> [Problem to solve] What follows is a block of records; restate each one word for word.

┌─ Records supplied

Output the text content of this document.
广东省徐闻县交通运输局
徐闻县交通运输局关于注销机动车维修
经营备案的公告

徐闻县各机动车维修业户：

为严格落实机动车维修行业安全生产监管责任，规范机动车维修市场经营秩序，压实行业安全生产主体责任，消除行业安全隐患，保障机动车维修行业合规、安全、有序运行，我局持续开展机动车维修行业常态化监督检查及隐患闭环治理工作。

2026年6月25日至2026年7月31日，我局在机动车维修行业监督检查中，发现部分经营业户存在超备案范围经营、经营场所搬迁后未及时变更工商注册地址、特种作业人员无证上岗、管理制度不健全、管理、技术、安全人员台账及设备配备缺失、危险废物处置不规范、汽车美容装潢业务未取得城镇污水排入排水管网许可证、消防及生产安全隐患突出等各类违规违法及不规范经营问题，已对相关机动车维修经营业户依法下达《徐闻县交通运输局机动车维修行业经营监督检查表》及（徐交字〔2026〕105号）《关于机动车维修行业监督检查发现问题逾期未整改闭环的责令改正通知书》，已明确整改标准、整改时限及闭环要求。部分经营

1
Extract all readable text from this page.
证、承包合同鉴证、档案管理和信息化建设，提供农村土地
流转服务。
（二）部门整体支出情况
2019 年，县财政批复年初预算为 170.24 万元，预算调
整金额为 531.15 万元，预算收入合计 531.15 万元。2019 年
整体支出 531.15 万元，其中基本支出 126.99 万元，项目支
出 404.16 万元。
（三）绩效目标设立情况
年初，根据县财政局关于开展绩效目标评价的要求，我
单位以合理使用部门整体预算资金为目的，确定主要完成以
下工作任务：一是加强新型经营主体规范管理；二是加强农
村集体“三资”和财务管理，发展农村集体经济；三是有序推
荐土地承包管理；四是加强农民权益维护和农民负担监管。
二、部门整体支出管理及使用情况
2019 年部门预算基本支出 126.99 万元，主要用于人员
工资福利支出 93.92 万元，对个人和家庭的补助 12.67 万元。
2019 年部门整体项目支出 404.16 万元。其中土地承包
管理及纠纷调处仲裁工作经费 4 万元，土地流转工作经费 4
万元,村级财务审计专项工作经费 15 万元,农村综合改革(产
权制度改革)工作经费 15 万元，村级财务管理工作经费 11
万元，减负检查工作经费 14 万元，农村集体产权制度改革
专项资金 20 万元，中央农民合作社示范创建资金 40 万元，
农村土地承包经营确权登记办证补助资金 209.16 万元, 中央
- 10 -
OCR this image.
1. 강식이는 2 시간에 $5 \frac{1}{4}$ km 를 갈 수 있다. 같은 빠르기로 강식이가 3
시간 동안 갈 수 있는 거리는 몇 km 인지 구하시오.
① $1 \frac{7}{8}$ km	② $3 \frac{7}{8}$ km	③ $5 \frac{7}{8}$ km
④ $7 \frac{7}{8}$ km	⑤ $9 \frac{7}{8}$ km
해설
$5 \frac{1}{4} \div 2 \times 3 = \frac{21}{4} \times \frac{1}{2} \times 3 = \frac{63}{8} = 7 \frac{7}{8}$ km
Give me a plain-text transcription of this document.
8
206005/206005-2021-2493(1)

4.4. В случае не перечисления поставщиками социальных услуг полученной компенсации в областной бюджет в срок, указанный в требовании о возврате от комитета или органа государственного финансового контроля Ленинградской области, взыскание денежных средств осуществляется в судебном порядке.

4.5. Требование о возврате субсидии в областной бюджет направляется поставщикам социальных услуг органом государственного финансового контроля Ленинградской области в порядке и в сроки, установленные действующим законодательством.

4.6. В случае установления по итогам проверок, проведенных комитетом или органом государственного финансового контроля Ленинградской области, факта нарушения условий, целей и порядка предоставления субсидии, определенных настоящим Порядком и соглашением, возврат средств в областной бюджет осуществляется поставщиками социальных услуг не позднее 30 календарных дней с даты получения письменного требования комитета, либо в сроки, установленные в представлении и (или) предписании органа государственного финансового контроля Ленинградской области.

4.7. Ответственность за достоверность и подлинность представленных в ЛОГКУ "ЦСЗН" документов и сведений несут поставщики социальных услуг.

└─

> [The response]
Output the text content of this document.
广东省徐闻县交通运输局
徐闻县交通运输局关于注销机动车维修
经营备案的公告

徐闻县各机动车维修业户：

为严格落实机动车维修行业安全生产监管责任，规范机动车维修市场经营秩序，压实行业安全生产主体责任，消除行业安全隐患，保障机动车维修行业合规、安全、有序运行，我局持续开展机动车维修行业常态化监督检查及隐患闭环治理工作。

2026年6月25日至2026年7月31日，我局在机动车维修行业监督检查中，发现部分经营业户存在超备案范围经营、经营场所搬迁后未及时变更工商注册地址、特种作业人员无证上岗、管理制度不健全、管理、技术、安全人员台账及设备配备缺失、危险废物处置不规范、汽车美容装潢业务未取得城镇污水排入排水管网许可证、消防及生产安全隐患突出等各类违规违法及不规范经营问题，已对相关机动车维修经营业户依法下达《徐闻县交通运输局机动车维修行业经营监督检查表》及（徐交字〔2026〕105号）《关于机动车维修行业监督检查发现问题逾期未整改闭环的责令改正通知书》，已明确整改标准、整改时限及闭环要求。部分经营

1
Extract all readable text from this page.
证、承包合同鉴证、档案管理和信息化建设，提供农村土地
流转服务。
（二）部门整体支出情况
2019 年，县财政批复年初预算为 170.24 万元，预算调
整金额为 531.15 万元，预算收入合计 531.15 万元。2019 年
整体支出 531.15 万元，其中基本支出 126.99 万元，项目支
出 404.16 万元。
（三）绩效目标设立情况
年初，根据县财政局关于开展绩效目标评价的要求，我
单位以合理使用部门整体预算资金为目的，确定主要完成以
下工作任务：一是加强新型经营主体规范管理；二是加强农
村集体“三资”和财务管理，发展农村集体经济；三是有序推
荐土地承包管理；四是加强农民权益维护和农民负担监管。
二、部门整体支出管理及使用情况
2019 年部门预算基本支出 126.99 万元，主要用于人员
工资福利支出 93.92 万元，对个人和家庭的补助 12.67 万元。
2019 年部门整体项目支出 404.16 万元。其中土地承包
管理及纠纷调处仲裁工作经费 4 万元，土地流转工作经费 4
万元,村级财务审计专项工作经费 15 万元,农村综合改革(产
权制度改革)工作经费 15 万元，村级财务管理工作经费 11
万元，减负检查工作经费 14 万元，农村集体产权制度改革
专项资金 20 万元，中央农民合作社示范创建资金 40 万元，
农村土地承包经营确权登记办证补助资金 209.16 万元, 中央
- 10 -
OCR this image.
1. 강식이는 2 시간에 $5 \frac{1}{4}$ km 를 갈 수 있다. 같은 빠르기로 강식이가 3
시간 동안 갈 수 있는 거리는 몇 km 인지 구하시오.
① $1 \frac{7}{8}$ km	② $3 \frac{7}{8}$ km	③ $5 \frac{7}{8}$ km
④ $7 \frac{7}{8}$ km	⑤ $9 \frac{7}{8}$ km
해설
$5 \frac{1}{4} \div 2 \times 3 = \frac{21}{4} \times \frac{1}{2} \times 3 = \frac{63}{8} = 7 \frac{7}{8}$ km
Give me a plain-text transcription of this document.
8
206005/206005-2021-2493(1)

4.4. В случае не перечисления поставщиками социальных услуг полученной компенсации в областной бюджет в срок, указанный в требовании о возврате от комитета или органа государственного финансового контроля Ленинградской области, взыскание денежных средств осуществляется в судебном порядке.

4.5. Требование о возврате субсидии в областной бюджет направляется поставщикам социальных услуг органом государственного финансового контроля Ленинградской области в порядке и в сроки, установленные действующим законодательством.

4.6. В случае установления по итогам проверок, проведенных комитетом или органом государственного финансового контроля Ленинградской области, факта нарушения условий, целей и порядка предоставления субсидии, определенных настоящим Порядком и соглашением, возврат средств в областной бюджет осуществляется поставщиками социальных услуг не позднее 30 календарных дней с даты получения письменного требования комитета, либо в сроки, установленные в представлении и (или) предписании органа государственного финансового контроля Ленинградской области.

4.7. Ответственность за достоверность и подлинность представленных в ЛОГКУ "ЦСЗН" документов и сведений несут поставщики социальных услуг.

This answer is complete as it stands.